— begin Material for the task —

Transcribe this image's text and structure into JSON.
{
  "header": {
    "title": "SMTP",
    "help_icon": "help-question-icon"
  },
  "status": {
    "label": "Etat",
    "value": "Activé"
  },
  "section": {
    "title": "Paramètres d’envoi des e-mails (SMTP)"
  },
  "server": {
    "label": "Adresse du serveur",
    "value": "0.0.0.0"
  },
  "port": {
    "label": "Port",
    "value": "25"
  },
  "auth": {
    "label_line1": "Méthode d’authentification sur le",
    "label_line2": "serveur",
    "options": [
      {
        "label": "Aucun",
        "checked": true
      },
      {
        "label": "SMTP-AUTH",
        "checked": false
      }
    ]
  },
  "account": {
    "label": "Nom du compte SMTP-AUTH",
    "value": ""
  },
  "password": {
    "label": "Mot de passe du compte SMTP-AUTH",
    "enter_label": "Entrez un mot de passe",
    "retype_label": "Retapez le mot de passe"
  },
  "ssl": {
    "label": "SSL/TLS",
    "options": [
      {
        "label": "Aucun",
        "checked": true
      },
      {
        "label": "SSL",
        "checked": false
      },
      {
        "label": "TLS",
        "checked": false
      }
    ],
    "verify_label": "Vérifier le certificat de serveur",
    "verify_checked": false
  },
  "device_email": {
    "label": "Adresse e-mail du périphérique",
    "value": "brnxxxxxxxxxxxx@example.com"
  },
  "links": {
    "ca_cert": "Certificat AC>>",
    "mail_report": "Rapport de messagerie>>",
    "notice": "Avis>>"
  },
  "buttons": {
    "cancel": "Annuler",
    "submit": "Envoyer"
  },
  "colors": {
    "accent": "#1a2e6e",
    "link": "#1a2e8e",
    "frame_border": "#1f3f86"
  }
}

— end Material for the task —

What the exercise asks: Output an exact copy of each record.

Finished answer:
Transcribe this image's text and structure into JSON.
{
  "header": {
    "title": "SMTP",
    "help_icon": "help-question-icon"
  },
  "status": {
    "label": "Etat",
    "value": "Activé"
  },
  "section": {
    "title": "Paramètres d’envoi des e-mails (SMTP)"
  },
  "server": {
    "label": "Adresse du serveur",
    "value": "0.0.0.0"
  },
  "port": {
    "label": "Port",
    "value": "25"
  },
  "auth": {
    "label_line1": "Méthode d’authentification sur le",
    "label_line2": "serveur",
    "options": [
      {
        "label": "Aucun",
        "checked": true
      },
      {
        "label": "SMTP-AUTH",
        "checked": false
      }
    ]
  },
  "account": {
    "label": "Nom du compte SMTP-AUTH",
    "value": ""
  },
  "password": {
    "label": "Mot de passe du compte SMTP-AUTH",
    "enter_label": "Entrez un mot de passe",
    "retype_label": "Retapez le mot de passe"
  },
  "ssl": {
    "label": "SSL/TLS",
    "options": [
      {
        "label": "Aucun",
        "checked": true
      },
      {
        "label": "SSL",
        "checked": false
      },
      {
        "label": "TLS",
        "checked": false
      }
    ],
    "verify_label": "Vérifier le certificat de serveur",
    "verify_checked": false
  },
  "device_email": {
    "label": "Adresse e-mail du périphérique",
    "value": "brnxxxxxxxxxxxx@example.com"
  },
  "links": {
    "ca_cert": "Certificat AC>>",
    "mail_report": "Rapport de messagerie>>",
    "notice": "Avis>>"
  },
  "buttons": {
    "cancel": "Annuler",
    "submit": "Envoyer"
  },
  "colors": {
    "accent": "#1a2e6e",
    "link": "#1a2e8e",
    "frame_border": "#1f3f86"
  }
}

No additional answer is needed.